Exercise description:
Within the material below, find each line bearing the word "平台活动补贴" and present it.

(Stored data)
▶

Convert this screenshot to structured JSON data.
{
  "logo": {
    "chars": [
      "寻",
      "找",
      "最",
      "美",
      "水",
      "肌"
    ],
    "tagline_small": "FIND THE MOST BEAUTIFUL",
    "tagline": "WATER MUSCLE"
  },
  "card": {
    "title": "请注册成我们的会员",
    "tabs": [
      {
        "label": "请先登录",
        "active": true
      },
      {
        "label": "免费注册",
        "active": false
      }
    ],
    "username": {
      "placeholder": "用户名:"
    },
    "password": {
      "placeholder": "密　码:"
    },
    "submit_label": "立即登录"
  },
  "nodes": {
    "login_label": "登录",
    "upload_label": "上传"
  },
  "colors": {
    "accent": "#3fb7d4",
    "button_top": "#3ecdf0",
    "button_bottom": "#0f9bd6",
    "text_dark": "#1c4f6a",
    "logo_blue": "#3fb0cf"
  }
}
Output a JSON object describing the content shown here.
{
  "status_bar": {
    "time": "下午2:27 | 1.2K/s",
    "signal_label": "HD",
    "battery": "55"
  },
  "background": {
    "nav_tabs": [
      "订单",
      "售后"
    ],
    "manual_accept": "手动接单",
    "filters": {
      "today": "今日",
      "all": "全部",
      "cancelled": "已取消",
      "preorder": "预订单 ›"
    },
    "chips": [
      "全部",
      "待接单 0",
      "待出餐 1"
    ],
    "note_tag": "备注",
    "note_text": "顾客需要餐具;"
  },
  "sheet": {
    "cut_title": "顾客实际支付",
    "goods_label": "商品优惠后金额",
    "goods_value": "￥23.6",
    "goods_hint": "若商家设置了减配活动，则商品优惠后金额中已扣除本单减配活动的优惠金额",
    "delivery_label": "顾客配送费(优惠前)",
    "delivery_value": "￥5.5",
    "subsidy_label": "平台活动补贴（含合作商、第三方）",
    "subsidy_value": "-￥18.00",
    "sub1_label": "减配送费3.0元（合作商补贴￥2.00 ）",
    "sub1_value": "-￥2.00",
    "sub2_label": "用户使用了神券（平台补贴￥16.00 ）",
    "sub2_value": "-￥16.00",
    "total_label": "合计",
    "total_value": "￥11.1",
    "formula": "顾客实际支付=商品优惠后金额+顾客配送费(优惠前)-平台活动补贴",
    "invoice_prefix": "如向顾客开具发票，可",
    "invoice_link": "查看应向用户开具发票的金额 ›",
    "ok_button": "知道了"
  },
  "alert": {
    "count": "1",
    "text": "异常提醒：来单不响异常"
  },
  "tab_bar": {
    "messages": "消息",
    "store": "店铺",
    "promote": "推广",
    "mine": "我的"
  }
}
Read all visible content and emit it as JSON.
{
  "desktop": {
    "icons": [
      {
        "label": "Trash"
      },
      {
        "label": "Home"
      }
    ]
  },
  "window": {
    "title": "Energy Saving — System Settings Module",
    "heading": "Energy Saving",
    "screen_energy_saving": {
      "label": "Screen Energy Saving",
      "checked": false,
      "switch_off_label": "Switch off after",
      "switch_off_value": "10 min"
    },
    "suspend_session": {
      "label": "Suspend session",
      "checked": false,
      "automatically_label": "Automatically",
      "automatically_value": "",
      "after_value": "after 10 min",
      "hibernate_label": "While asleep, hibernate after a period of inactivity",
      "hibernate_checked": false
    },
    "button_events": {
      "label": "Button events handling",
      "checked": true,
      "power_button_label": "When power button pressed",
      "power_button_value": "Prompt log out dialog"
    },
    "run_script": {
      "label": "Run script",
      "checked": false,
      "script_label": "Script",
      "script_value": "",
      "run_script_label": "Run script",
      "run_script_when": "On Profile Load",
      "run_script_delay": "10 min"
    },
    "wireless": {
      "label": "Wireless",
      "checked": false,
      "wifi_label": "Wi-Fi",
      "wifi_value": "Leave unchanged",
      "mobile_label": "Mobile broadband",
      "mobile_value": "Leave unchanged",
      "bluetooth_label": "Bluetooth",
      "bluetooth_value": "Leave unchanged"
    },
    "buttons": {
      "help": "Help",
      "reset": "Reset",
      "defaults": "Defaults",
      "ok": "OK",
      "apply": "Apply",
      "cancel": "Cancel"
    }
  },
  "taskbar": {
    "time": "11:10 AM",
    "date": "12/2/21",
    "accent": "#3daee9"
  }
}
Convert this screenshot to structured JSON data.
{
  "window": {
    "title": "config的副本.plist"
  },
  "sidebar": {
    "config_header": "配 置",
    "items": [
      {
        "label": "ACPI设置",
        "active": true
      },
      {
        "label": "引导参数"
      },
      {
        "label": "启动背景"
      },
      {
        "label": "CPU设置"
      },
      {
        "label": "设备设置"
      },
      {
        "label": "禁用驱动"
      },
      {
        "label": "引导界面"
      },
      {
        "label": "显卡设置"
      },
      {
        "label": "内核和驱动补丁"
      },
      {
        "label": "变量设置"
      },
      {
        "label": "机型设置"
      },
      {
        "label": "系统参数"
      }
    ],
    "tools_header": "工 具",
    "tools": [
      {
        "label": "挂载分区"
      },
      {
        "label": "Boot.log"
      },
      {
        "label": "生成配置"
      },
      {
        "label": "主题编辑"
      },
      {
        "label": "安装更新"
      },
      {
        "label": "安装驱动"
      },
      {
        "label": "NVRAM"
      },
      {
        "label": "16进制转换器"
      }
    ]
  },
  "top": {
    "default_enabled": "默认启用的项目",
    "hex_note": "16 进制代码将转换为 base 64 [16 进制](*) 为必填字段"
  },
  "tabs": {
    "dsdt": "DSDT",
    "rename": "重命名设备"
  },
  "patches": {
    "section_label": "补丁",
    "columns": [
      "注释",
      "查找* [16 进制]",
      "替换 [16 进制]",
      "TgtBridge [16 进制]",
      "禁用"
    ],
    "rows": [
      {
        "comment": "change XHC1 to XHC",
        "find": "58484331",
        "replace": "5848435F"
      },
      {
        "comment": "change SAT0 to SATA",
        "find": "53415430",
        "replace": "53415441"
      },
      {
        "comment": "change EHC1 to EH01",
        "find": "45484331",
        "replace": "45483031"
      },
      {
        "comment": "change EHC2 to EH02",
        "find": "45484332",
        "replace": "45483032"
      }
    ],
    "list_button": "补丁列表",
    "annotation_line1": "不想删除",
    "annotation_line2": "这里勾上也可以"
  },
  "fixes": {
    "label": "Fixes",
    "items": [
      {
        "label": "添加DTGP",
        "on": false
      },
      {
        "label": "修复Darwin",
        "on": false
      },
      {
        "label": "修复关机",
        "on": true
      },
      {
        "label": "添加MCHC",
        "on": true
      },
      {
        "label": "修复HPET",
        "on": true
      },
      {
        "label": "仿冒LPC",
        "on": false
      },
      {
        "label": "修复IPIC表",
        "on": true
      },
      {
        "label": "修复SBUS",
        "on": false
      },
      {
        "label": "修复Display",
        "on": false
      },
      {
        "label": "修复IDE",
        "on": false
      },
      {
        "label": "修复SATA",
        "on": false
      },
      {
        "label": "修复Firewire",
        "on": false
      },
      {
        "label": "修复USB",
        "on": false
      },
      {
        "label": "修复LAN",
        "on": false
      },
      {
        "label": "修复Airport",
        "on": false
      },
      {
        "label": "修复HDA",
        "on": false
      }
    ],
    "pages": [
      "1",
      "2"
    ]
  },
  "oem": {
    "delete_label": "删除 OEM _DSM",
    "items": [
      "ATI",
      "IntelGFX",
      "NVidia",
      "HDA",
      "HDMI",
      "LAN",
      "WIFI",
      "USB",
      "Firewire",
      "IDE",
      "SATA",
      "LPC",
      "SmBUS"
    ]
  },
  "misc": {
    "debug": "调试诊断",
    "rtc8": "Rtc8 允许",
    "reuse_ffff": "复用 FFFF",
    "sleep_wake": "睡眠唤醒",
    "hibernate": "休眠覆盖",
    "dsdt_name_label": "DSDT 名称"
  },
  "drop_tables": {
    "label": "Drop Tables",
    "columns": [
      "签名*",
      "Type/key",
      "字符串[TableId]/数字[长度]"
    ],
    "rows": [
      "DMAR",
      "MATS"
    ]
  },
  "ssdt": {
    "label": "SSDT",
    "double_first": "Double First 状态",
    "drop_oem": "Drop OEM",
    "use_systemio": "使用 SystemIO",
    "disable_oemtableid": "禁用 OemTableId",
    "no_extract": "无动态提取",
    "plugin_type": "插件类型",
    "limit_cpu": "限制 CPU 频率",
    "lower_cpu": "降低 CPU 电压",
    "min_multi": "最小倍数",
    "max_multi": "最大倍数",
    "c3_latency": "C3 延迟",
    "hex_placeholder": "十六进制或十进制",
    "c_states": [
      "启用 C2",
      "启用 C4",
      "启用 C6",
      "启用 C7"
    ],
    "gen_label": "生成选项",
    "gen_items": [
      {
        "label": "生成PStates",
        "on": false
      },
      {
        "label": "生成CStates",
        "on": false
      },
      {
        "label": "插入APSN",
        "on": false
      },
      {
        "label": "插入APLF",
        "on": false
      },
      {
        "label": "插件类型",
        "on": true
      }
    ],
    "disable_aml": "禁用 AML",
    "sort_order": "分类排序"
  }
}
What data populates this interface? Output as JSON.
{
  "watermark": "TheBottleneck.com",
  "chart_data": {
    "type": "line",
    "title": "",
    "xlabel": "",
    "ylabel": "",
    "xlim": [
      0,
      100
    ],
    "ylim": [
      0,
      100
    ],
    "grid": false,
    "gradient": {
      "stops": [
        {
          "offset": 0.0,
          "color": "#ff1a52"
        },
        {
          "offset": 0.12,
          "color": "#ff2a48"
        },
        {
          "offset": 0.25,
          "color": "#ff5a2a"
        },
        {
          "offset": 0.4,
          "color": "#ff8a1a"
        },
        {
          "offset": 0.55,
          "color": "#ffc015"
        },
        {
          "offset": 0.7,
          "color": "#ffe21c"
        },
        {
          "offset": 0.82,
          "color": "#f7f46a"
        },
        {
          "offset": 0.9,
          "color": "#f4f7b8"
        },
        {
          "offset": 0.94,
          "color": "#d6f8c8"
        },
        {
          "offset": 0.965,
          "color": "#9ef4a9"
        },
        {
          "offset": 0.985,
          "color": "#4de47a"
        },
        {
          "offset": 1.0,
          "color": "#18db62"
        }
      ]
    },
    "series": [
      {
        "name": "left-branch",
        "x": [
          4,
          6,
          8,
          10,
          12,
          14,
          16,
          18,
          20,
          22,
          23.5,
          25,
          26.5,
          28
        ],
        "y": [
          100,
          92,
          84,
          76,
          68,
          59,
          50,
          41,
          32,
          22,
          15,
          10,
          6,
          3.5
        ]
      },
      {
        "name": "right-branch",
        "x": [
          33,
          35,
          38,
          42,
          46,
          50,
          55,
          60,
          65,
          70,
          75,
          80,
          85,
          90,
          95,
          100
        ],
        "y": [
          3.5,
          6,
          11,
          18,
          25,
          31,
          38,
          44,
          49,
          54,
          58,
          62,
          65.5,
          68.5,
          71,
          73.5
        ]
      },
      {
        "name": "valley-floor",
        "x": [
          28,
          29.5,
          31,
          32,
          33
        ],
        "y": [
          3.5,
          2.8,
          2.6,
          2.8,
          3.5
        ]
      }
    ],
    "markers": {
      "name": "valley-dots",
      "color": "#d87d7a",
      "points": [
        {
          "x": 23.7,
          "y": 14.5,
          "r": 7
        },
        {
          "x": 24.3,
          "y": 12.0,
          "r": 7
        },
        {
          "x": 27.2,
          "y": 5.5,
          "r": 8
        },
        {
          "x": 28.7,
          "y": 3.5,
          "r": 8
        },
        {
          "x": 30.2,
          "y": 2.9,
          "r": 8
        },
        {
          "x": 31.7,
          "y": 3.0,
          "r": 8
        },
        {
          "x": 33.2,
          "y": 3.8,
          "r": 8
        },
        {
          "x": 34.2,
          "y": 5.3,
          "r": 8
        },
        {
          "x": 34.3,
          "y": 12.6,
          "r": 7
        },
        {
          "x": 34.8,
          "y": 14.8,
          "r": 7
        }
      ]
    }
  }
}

◀

Final result:
    "subsidy_label": "平台活动补贴（含合作商、第三方）",
    "formula": "顾客实际支付=商品优惠后金额+顾客配送费(优惠前)-平台活动补贴",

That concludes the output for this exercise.